**Exercise brief**
Transcribe the data verbatim, starting with the line containing "Segment this screenshot: for" and ending with the line containing "block-cell[interactable]: 51 bbox=[94, 456, 136, 498]", both included, and omit the pictures from your answer.
start Dataset extract
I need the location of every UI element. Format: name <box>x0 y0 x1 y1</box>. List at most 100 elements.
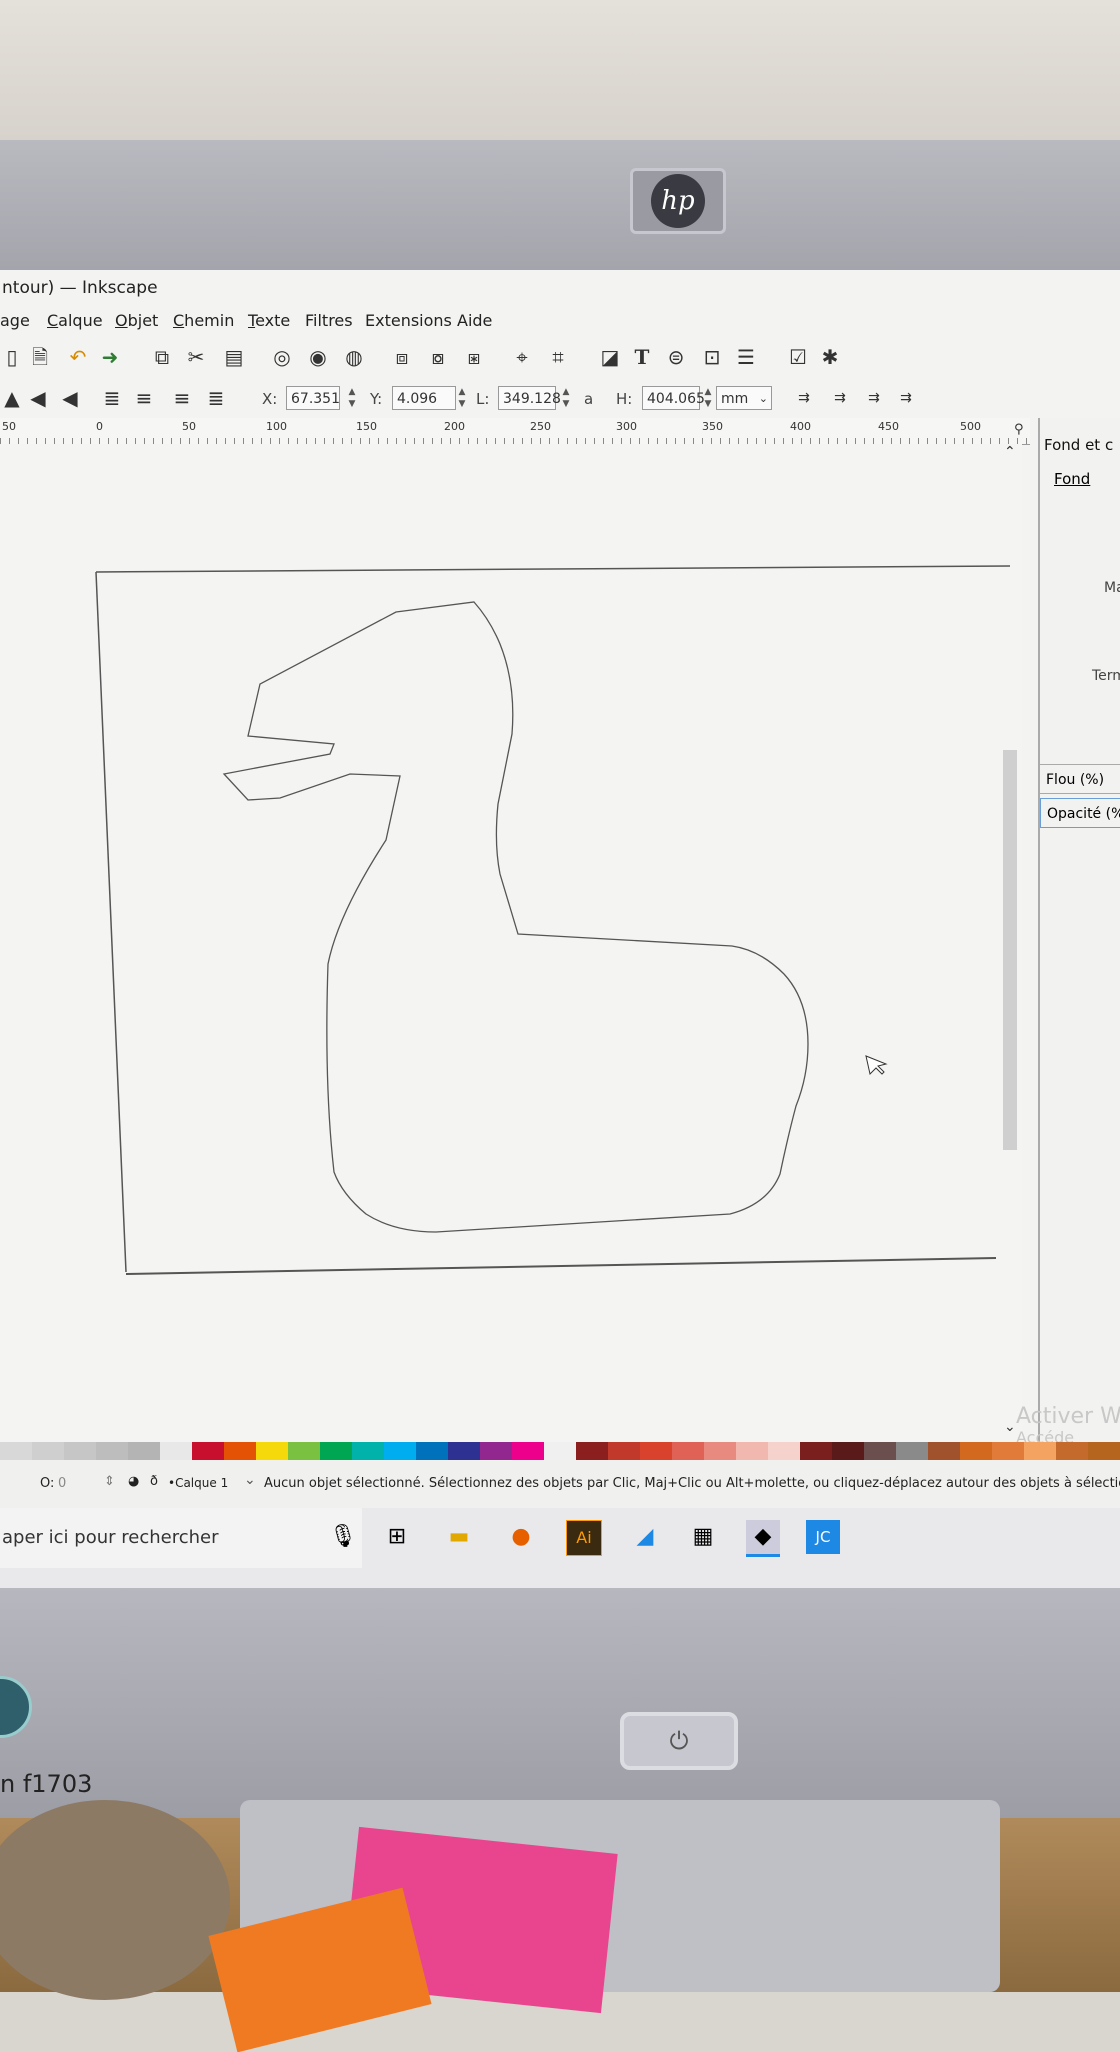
end Dataset extract
start Dataset extract
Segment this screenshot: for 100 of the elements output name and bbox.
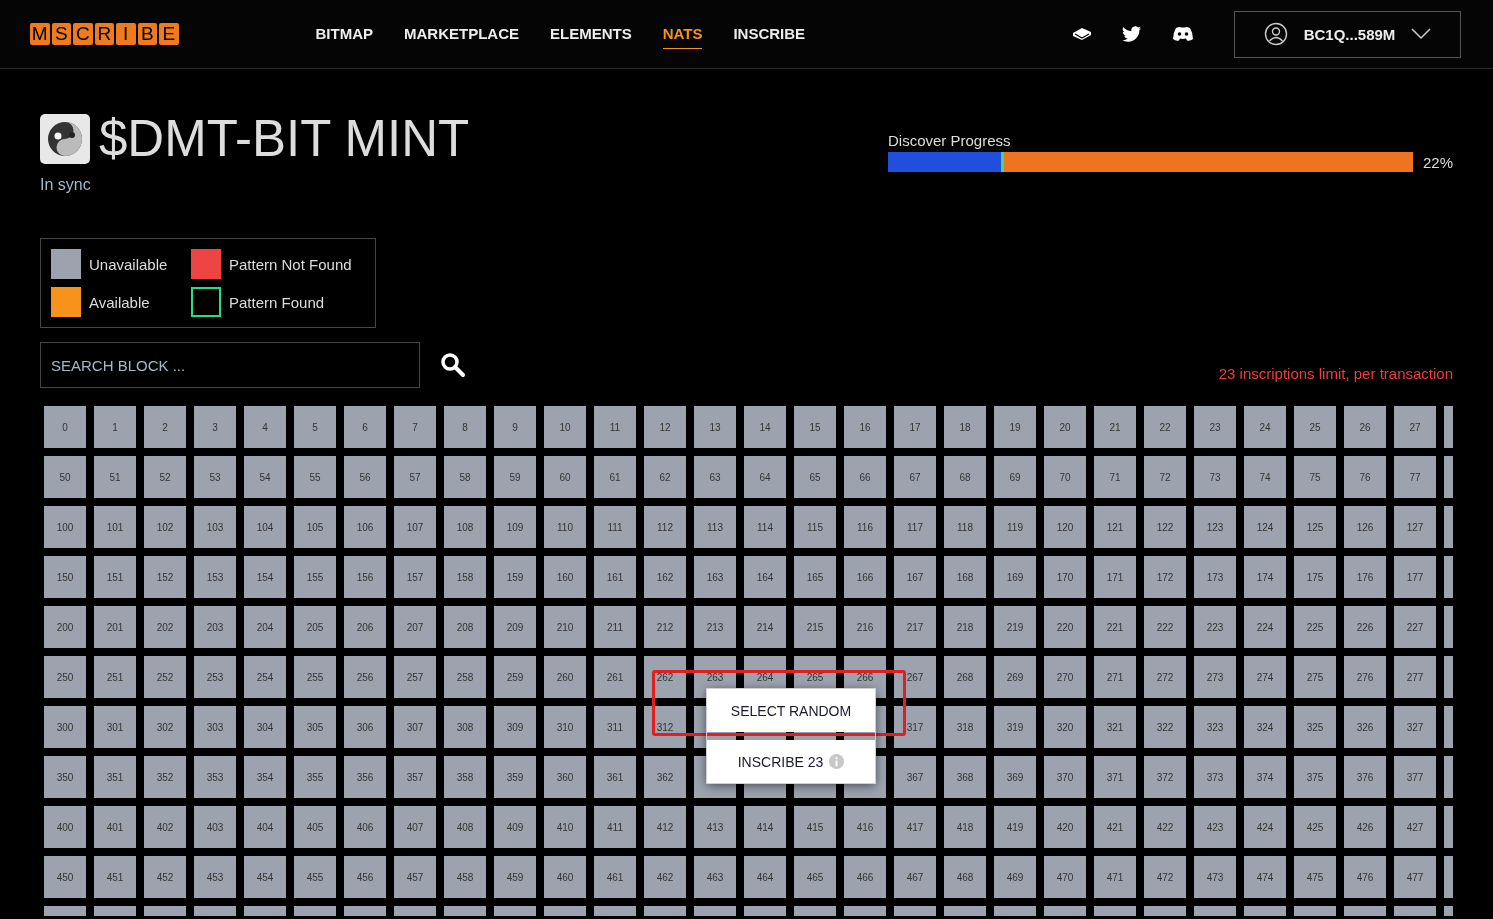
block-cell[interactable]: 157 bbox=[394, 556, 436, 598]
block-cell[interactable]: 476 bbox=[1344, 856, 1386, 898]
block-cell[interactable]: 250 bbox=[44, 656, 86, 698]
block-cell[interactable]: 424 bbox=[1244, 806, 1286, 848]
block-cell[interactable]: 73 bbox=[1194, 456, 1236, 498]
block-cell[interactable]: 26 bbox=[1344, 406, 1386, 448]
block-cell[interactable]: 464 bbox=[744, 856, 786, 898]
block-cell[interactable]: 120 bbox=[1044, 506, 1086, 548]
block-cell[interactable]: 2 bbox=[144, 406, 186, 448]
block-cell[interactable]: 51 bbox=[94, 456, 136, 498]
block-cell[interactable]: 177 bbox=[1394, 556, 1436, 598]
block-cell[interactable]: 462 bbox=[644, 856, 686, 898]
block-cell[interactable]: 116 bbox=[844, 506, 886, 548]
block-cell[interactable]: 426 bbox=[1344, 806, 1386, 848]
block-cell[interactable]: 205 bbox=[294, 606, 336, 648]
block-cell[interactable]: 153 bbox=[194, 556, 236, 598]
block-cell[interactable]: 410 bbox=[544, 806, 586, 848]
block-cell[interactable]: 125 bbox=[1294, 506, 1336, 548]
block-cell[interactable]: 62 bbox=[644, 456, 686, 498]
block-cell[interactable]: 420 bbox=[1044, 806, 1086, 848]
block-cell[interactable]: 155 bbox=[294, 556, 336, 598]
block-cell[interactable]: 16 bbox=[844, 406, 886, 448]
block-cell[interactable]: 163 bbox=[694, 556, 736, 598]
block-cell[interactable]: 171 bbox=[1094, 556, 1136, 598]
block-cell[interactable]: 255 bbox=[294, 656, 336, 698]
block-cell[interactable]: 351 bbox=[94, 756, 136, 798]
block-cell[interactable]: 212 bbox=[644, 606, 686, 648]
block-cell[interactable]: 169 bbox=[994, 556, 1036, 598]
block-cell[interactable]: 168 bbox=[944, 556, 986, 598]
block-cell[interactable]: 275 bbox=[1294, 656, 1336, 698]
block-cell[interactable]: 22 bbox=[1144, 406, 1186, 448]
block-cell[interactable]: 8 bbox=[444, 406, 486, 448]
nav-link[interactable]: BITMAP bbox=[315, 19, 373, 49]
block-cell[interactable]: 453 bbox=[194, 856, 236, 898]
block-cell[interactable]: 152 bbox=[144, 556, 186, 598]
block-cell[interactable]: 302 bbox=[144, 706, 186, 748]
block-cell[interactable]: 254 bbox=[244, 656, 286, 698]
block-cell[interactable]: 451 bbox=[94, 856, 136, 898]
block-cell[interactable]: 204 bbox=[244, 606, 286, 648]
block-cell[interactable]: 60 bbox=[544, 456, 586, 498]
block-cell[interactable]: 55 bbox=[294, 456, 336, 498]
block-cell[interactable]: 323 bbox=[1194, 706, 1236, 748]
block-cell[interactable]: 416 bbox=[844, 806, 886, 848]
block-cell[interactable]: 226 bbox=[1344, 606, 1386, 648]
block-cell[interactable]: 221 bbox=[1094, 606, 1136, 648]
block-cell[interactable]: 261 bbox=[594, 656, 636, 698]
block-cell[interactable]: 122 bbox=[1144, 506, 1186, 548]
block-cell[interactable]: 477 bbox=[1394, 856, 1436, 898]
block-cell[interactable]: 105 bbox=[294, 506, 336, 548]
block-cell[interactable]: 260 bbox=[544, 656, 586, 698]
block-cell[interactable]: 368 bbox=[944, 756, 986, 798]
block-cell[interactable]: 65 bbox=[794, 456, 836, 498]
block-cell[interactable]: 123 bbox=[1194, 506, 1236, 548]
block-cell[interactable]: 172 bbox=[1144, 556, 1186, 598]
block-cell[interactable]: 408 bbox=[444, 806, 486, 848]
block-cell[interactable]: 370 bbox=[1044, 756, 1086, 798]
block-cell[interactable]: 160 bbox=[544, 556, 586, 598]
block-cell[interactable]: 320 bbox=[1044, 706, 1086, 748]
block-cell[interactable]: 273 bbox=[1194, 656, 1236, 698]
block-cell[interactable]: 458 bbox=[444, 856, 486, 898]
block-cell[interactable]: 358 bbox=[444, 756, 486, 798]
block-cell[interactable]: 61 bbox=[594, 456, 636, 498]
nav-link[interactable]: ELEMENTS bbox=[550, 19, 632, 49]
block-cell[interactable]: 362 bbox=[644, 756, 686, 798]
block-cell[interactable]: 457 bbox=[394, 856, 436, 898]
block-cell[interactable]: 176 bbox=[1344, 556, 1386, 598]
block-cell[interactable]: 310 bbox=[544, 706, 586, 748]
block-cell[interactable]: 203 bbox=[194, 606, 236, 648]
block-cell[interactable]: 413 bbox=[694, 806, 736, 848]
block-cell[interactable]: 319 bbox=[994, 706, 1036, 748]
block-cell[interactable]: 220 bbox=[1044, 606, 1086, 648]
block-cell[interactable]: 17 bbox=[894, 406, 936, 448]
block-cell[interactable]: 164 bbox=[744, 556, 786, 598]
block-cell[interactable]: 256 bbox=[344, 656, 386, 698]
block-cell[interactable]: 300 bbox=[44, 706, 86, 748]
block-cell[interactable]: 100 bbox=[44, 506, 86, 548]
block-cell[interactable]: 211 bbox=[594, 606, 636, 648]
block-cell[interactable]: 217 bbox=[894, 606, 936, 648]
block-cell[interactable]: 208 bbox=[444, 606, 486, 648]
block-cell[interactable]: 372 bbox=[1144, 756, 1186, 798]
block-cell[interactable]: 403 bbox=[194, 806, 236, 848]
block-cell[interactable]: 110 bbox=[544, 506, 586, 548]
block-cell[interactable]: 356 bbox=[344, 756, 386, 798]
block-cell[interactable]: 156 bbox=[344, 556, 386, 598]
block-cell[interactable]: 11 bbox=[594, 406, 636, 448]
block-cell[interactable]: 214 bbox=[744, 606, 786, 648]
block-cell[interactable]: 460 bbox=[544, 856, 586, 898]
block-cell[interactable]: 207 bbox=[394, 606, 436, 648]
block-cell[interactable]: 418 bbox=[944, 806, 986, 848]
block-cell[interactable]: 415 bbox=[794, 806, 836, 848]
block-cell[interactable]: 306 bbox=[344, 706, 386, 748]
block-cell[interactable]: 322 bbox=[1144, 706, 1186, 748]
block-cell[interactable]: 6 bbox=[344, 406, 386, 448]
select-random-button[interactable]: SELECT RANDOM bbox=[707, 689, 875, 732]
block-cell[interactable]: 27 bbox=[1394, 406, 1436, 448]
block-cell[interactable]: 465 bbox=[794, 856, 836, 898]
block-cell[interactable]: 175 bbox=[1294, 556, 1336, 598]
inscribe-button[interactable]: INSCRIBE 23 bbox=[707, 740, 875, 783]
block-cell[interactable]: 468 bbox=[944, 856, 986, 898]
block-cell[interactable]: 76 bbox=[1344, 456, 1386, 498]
end Dataset extract
**Completed task**
Segment this screenshot: for 100 of the elements output name and bbox.
block-cell[interactable]: 157 bbox=[394, 556, 436, 598]
block-cell[interactable]: 476 bbox=[1344, 856, 1386, 898]
block-cell[interactable]: 250 bbox=[44, 656, 86, 698]
block-cell[interactable]: 424 bbox=[1244, 806, 1286, 848]
block-cell[interactable]: 73 bbox=[1194, 456, 1236, 498]
block-cell[interactable]: 26 bbox=[1344, 406, 1386, 448]
block-cell[interactable]: 464 bbox=[744, 856, 786, 898]
block-cell[interactable]: 120 bbox=[1044, 506, 1086, 548]
block-cell[interactable]: 2 bbox=[144, 406, 186, 448]
block-cell[interactable]: 51 bbox=[94, 456, 136, 498]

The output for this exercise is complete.